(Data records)
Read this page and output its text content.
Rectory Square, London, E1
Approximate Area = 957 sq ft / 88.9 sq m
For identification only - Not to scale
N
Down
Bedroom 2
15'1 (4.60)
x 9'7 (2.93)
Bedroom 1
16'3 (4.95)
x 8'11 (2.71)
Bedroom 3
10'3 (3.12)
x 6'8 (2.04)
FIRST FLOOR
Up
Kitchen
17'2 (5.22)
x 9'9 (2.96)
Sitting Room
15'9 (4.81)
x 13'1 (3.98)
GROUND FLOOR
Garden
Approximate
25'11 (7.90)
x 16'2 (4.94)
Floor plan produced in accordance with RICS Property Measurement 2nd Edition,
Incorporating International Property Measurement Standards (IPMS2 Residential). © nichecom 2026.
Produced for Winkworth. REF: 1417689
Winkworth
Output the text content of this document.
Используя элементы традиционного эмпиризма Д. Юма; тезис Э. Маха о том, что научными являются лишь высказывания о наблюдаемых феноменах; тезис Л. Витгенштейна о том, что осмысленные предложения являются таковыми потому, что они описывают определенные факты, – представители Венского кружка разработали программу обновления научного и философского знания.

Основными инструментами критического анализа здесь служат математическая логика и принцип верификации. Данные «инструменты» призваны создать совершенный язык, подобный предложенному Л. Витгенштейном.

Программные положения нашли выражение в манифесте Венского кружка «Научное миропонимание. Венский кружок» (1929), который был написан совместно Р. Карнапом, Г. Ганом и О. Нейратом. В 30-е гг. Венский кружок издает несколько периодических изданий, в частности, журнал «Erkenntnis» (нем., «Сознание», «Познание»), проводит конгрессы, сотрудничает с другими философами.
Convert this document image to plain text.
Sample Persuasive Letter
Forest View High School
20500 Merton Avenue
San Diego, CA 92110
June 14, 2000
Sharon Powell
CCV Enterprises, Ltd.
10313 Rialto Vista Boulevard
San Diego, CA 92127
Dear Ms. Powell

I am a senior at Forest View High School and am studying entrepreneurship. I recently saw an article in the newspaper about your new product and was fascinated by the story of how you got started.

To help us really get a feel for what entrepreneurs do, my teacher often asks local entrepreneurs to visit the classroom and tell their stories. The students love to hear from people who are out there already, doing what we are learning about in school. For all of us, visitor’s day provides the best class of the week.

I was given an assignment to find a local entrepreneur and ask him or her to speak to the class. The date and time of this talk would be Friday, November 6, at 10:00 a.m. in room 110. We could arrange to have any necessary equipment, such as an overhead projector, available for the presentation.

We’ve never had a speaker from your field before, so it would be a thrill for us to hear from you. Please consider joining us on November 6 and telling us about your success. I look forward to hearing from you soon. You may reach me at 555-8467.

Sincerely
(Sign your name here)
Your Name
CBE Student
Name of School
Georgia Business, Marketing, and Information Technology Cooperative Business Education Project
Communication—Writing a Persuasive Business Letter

## What you have to do
Give the count of lines in the data shown above that contain "Венского", and nothing else.

## Finished answer
2